▶ **What you will do**
What follows is a listing. Return every line of it exactly.

====== Data for this exercise ======

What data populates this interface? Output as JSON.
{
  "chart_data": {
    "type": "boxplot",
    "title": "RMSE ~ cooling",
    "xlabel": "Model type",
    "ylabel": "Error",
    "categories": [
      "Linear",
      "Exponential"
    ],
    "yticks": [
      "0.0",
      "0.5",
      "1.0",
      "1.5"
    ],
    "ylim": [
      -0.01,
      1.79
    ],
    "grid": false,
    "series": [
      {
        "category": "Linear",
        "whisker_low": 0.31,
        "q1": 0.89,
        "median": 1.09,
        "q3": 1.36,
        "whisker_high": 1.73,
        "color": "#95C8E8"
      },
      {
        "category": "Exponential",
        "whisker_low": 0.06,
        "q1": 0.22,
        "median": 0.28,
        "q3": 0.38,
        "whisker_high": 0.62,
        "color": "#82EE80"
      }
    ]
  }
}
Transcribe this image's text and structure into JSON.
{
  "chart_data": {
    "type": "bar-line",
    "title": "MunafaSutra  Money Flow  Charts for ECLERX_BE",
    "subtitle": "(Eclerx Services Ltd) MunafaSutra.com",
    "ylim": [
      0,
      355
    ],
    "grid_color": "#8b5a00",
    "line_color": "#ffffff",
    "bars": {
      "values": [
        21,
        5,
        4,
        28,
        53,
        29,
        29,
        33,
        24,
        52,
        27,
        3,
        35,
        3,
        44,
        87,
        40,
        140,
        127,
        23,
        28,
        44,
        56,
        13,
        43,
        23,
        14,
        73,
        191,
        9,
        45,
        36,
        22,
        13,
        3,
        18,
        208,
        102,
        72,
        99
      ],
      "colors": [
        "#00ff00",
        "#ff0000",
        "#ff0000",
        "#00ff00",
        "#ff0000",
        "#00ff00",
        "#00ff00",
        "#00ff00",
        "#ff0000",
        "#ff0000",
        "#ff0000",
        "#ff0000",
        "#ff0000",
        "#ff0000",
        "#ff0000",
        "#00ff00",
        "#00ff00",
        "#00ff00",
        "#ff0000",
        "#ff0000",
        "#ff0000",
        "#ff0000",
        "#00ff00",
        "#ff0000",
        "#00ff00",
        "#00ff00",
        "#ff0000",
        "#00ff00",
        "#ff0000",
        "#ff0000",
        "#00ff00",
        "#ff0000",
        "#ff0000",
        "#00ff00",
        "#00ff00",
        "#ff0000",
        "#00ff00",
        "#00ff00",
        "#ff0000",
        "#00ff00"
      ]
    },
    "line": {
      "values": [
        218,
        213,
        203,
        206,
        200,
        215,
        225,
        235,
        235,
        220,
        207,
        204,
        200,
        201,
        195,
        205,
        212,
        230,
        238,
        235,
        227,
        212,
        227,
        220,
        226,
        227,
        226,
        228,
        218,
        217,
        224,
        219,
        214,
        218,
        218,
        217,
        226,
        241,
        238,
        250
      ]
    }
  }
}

======

▶ **Response for this exercise**
What data populates this interface? Output as JSON.
{
  "chart_data": {
    "type": "boxplot",
    "title": "RMSE ~ cooling",
    "xlabel": "Model type",
    "ylabel": "Error",
    "categories": [
      "Linear",
      "Exponential"
    ],
    "yticks": [
      "0.0",
      "0.5",
      "1.0",
      "1.5"
    ],
    "ylim": [
      -0.01,
      1.79
    ],
    "grid": false,
    "series": [
      {
        "category": "Linear",
        "whisker_low": 0.31,
        "q1": 0.89,
        "median": 1.09,
        "q3": 1.36,
        "whisker_high": 1.73,
        "color": "#95C8E8"
      },
      {
        "category": "Exponential",
        "whisker_low": 0.06,
        "q1": 0.22,
        "median": 0.28,
        "q3": 0.38,
        "whisker_high": 0.62,
        "color": "#82EE80"
      }
    ]
  }
}
Transcribe this image's text and structure into JSON.
{
  "chart_data": {
    "type": "bar-line",
    "title": "MunafaSutra  Money Flow  Charts for ECLERX_BE",
    "subtitle": "(Eclerx Services Ltd) MunafaSutra.com",
    "ylim": [
      0,
      355
    ],
    "grid_color": "#8b5a00",
    "line_color": "#ffffff",
    "bars": {
      "values": [
        21,
        5,
        4,
        28,
        53,
        29,
        29,
        33,
        24,
        52,
        27,
        3,
        35,
        3,
        44,
        87,
        40,
        140,
        127,
        23,
        28,
        44,
        56,
        13,
        43,
        23,
        14,
        73,
        191,
        9,
        45,
        36,
        22,
        13,
        3,
        18,
        208,
        102,
        72,
        99
      ],
      "colors": [
        "#00ff00",
        "#ff0000",
        "#ff0000",
        "#00ff00",
        "#ff0000",
        "#00ff00",
        "#00ff00",
        "#00ff00",
        "#ff0000",
        "#ff0000",
        "#ff0000",
        "#ff0000",
        "#ff0000",
        "#ff0000",
        "#ff0000",
        "#00ff00",
        "#00ff00",
        "#00ff00",
        "#ff0000",
        "#ff0000",
        "#ff0000",
        "#ff0000",
        "#00ff00",
        "#ff0000",
        "#00ff00",
        "#00ff00",
        "#ff0000",
        "#00ff00",
        "#ff0000",
        "#ff0000",
        "#00ff00",
        "#ff0000",
        "#ff0000",
        "#00ff00",
        "#00ff00",
        "#ff0000",
        "#00ff00",
        "#00ff00",
        "#ff0000",
        "#00ff00"
      ]
    },
    "line": {
      "values": [
        218,
        213,
        203,
        206,
        200,
        215,
        225,
        235,
        235,
        220,
        207,
        204,
        200,
        201,
        195,
        205,
        212,
        230,
        238,
        235,
        227,
        212,
        227,
        220,
        226,
        227,
        226,
        228,
        218,
        217,
        224,
        219,
        214,
        218,
        218,
        217,
        226,
        241,
        238,
        250
      ]
    }
  }
}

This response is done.